PROBLEM DETAILS: Copy the data word for word, keeping every line.

BEGIN PROVIDED INFORMATION

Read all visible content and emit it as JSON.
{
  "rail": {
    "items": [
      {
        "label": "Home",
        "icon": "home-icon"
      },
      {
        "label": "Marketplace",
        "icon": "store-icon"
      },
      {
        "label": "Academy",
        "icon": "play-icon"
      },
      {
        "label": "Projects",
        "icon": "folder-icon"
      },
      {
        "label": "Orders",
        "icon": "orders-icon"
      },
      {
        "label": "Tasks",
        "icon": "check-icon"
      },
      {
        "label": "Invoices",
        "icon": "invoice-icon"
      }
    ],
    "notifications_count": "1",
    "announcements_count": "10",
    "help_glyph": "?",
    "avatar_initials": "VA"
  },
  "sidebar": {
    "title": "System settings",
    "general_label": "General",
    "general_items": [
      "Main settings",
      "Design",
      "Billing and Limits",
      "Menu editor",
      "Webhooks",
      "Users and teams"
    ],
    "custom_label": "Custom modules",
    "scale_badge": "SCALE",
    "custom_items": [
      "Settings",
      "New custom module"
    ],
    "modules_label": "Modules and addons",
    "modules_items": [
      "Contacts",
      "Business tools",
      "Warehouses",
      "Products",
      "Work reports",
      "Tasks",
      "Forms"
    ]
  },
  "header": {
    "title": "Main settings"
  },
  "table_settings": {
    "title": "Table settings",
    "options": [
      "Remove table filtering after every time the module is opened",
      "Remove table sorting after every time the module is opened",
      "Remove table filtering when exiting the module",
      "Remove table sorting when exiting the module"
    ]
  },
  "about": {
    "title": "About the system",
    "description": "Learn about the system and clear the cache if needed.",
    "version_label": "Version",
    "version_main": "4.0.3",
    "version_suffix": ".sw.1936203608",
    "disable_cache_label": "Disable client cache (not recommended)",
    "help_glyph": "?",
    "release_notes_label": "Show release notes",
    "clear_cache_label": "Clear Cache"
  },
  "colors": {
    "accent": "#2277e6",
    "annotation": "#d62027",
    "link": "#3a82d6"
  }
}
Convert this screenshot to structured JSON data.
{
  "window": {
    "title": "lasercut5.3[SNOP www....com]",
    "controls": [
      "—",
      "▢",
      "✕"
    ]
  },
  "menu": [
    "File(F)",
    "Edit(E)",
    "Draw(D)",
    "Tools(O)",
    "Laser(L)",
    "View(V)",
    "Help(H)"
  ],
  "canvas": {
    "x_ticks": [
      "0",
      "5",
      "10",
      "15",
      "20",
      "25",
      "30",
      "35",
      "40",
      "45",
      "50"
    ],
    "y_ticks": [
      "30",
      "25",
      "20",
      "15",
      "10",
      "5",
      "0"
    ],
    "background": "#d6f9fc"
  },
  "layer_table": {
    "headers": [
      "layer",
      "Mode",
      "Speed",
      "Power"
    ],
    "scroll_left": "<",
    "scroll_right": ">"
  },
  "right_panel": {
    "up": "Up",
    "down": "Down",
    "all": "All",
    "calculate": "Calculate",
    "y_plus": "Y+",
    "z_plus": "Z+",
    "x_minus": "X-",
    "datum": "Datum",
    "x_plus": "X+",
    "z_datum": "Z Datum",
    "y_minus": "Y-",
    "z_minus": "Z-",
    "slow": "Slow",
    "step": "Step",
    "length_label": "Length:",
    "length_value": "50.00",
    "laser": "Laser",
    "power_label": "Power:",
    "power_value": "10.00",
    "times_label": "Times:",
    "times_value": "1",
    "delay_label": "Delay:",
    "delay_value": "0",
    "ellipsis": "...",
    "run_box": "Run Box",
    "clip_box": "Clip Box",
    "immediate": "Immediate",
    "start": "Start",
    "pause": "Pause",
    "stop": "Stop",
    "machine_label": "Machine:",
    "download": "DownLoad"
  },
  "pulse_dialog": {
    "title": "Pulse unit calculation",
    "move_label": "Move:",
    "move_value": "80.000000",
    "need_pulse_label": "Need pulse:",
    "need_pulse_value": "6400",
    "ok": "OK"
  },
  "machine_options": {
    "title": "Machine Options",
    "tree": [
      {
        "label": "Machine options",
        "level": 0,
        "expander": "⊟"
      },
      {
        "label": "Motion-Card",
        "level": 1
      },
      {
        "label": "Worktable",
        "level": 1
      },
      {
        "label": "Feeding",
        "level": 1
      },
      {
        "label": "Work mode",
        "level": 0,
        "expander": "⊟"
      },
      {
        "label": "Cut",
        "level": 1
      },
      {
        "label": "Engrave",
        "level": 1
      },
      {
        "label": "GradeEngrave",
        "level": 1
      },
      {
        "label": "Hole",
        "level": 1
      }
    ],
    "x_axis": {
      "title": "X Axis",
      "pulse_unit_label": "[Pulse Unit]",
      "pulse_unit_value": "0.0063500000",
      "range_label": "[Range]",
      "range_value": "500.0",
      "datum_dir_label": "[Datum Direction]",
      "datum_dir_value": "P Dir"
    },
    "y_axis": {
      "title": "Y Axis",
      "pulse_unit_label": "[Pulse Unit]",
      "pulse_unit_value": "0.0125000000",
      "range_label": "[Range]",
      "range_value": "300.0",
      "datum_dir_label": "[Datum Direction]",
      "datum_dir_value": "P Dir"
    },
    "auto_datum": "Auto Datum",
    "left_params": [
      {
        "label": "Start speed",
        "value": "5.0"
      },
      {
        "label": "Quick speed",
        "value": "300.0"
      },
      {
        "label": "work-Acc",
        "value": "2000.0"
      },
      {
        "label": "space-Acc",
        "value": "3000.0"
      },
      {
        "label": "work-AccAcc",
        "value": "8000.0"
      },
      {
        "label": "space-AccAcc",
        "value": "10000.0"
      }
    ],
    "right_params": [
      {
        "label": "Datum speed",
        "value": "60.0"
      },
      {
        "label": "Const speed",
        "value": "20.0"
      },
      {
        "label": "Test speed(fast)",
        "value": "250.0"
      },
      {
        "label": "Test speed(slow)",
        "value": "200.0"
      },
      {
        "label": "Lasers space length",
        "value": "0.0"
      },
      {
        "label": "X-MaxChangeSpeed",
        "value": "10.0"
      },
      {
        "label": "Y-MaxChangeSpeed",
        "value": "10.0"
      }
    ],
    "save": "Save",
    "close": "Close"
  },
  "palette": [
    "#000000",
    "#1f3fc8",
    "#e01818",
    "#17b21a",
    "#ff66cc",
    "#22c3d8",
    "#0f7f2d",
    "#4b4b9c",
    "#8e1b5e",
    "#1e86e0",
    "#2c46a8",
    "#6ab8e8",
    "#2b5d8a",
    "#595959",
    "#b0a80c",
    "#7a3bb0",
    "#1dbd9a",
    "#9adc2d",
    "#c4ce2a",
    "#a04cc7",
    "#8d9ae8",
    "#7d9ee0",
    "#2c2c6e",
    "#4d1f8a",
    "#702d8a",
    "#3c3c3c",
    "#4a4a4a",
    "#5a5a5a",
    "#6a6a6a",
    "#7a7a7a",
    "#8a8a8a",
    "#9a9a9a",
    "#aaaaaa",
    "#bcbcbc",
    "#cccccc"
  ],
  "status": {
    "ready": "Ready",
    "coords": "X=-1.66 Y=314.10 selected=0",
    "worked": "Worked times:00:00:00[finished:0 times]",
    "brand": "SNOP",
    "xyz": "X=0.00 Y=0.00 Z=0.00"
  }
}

END PROVIDED INFORMATION

EXERCISE OUTPUT:
Read all visible content and emit it as JSON.
{
  "rail": {
    "items": [
      {
        "label": "Home",
        "icon": "home-icon"
      },
      {
        "label": "Marketplace",
        "icon": "store-icon"
      },
      {
        "label": "Academy",
        "icon": "play-icon"
      },
      {
        "label": "Projects",
        "icon": "folder-icon"
      },
      {
        "label": "Orders",
        "icon": "orders-icon"
      },
      {
        "label": "Tasks",
        "icon": "check-icon"
      },
      {
        "label": "Invoices",
        "icon": "invoice-icon"
      }
    ],
    "notifications_count": "1",
    "announcements_count": "10",
    "help_glyph": "?",
    "avatar_initials": "VA"
  },
  "sidebar": {
    "title": "System settings",
    "general_label": "General",
    "general_items": [
      "Main settings",
      "Design",
      "Billing and Limits",
      "Menu editor",
      "Webhooks",
      "Users and teams"
    ],
    "custom_label": "Custom modules",
    "scale_badge": "SCALE",
    "custom_items": [
      "Settings",
      "New custom module"
    ],
    "modules_label": "Modules and addons",
    "modules_items": [
      "Contacts",
      "Business tools",
      "Warehouses",
      "Products",
      "Work reports",
      "Tasks",
      "Forms"
    ]
  },
  "header": {
    "title": "Main settings"
  },
  "table_settings": {
    "title": "Table settings",
    "options": [
      "Remove table filtering after every time the module is opened",
      "Remove table sorting after every time the module is opened",
      "Remove table filtering when exiting the module",
      "Remove table sorting when exiting the module"
    ]
  },
  "about": {
    "title": "About the system",
    "description": "Learn about the system and clear the cache if needed.",
    "version_label": "Version",
    "version_main": "4.0.3",
    "version_suffix": ".sw.1936203608",
    "disable_cache_label": "Disable client cache (not recommended)",
    "help_glyph": "?",
    "release_notes_label": "Show release notes",
    "clear_cache_label": "Clear Cache"
  },
  "colors": {
    "accent": "#2277e6",
    "annotation": "#d62027",
    "link": "#3a82d6"
  }
}
Convert this screenshot to structured JSON data.
{
  "window": {
    "title": "lasercut5.3[SNOP www....com]",
    "controls": [
      "—",
      "▢",
      "✕"
    ]
  },
  "menu": [
    "File(F)",
    "Edit(E)",
    "Draw(D)",
    "Tools(O)",
    "Laser(L)",
    "View(V)",
    "Help(H)"
  ],
  "canvas": {
    "x_ticks": [
      "0",
      "5",
      "10",
      "15",
      "20",
      "25",
      "30",
      "35",
      "40",
      "45",
      "50"
    ],
    "y_ticks": [
      "30",
      "25",
      "20",
      "15",
      "10",
      "5",
      "0"
    ],
    "background": "#d6f9fc"
  },
  "layer_table": {
    "headers": [
      "layer",
      "Mode",
      "Speed",
      "Power"
    ],
    "scroll_left": "<",
    "scroll_right": ">"
  },
  "right_panel": {
    "up": "Up",
    "down": "Down",
    "all": "All",
    "calculate": "Calculate",
    "y_plus": "Y+",
    "z_plus": "Z+",
    "x_minus": "X-",
    "datum": "Datum",
    "x_plus": "X+",
    "z_datum": "Z Datum",
    "y_minus": "Y-",
    "z_minus": "Z-",
    "slow": "Slow",
    "step": "Step",
    "length_label": "Length:",
    "length_value": "50.00",
    "laser": "Laser",
    "power_label": "Power:",
    "power_value": "10.00",
    "times_label": "Times:",
    "times_value": "1",
    "delay_label": "Delay:",
    "delay_value": "0",
    "ellipsis": "...",
    "run_box": "Run Box",
    "clip_box": "Clip Box",
    "immediate": "Immediate",
    "start": "Start",
    "pause": "Pause",
    "stop": "Stop",
    "machine_label": "Machine:",
    "download": "DownLoad"
  },
  "pulse_dialog": {
    "title": "Pulse unit calculation",
    "move_label": "Move:",
    "move_value": "80.000000",
    "need_pulse_label": "Need pulse:",
    "need_pulse_value": "6400",
    "ok": "OK"
  },
  "machine_options": {
    "title": "Machine Options",
    "tree": [
      {
        "label": "Machine options",
        "level": 0,
        "expander": "⊟"
      },
      {
        "label": "Motion-Card",
        "level": 1
      },
      {
        "label": "Worktable",
        "level": 1
      },
      {
        "label": "Feeding",
        "level": 1
      },
      {
        "label": "Work mode",
        "level": 0,
        "expander": "⊟"
      },
      {
        "label": "Cut",
        "level": 1
      },
      {
        "label": "Engrave",
        "level": 1
      },
      {
        "label": "GradeEngrave",
        "level": 1
      },
      {
        "label": "Hole",
        "level": 1
      }
    ],
    "x_axis": {
      "title": "X Axis",
      "pulse_unit_label": "[Pulse Unit]",
      "pulse_unit_value": "0.0063500000",
      "range_label": "[Range]",
      "range_value": "500.0",
      "datum_dir_label": "[Datum Direction]",
      "datum_dir_value": "P Dir"
    },
    "y_axis": {
      "title": "Y Axis",
      "pulse_unit_label": "[Pulse Unit]",
      "pulse_unit_value": "0.0125000000",
      "range_label": "[Range]",
      "range_value": "300.0",
      "datum_dir_label": "[Datum Direction]",
      "datum_dir_value": "P Dir"
    },
    "auto_datum": "Auto Datum",
    "left_params": [
      {
        "label": "Start speed",
        "value": "5.0"
      },
      {
        "label": "Quick speed",
        "value": "300.0"
      },
      {
        "label": "work-Acc",
        "value": "2000.0"
      },
      {
        "label": "space-Acc",
        "value": "3000.0"
      },
      {
        "label": "work-AccAcc",
        "value": "8000.0"
      },
      {
        "label": "space-AccAcc",
        "value": "10000.0"
      }
    ],
    "right_params": [
      {
        "label": "Datum speed",
        "value": "60.0"
      },
      {
        "label": "Const speed",
        "value": "20.0"
      },
      {
        "label": "Test speed(fast)",
        "value": "250.0"
      },
      {
        "label": "Test speed(slow)",
        "value": "200.0"
      },
      {
        "label": "Lasers space length",
        "value": "0.0"
      },
      {
        "label": "X-MaxChangeSpeed",
        "value": "10.0"
      },
      {
        "label": "Y-MaxChangeSpeed",
        "value": "10.0"
      }
    ],
    "save": "Save",
    "close": "Close"
  },
  "palette": [
    "#000000",
    "#1f3fc8",
    "#e01818",
    "#17b21a",
    "#ff66cc",
    "#22c3d8",
    "#0f7f2d",
    "#4b4b9c",
    "#8e1b5e",
    "#1e86e0",
    "#2c46a8",
    "#6ab8e8",
    "#2b5d8a",
    "#595959",
    "#b0a80c",
    "#7a3bb0",
    "#1dbd9a",
    "#9adc2d",
    "#c4ce2a",
    "#a04cc7",
    "#8d9ae8",
    "#7d9ee0",
    "#2c2c6e",
    "#4d1f8a",
    "#702d8a",
    "#3c3c3c",
    "#4a4a4a",
    "#5a5a5a",
    "#6a6a6a",
    "#7a7a7a",
    "#8a8a8a",
    "#9a9a9a",
    "#aaaaaa",
    "#bcbcbc",
    "#cccccc"
  ],
  "status": {
    "ready": "Ready",
    "coords": "X=-1.66 Y=314.10 selected=0",
    "worked": "Worked times:00:00:00[finished:0 times]",
    "brand": "SNOP",
    "xyz": "X=0.00 Y=0.00 Z=0.00"
  }
}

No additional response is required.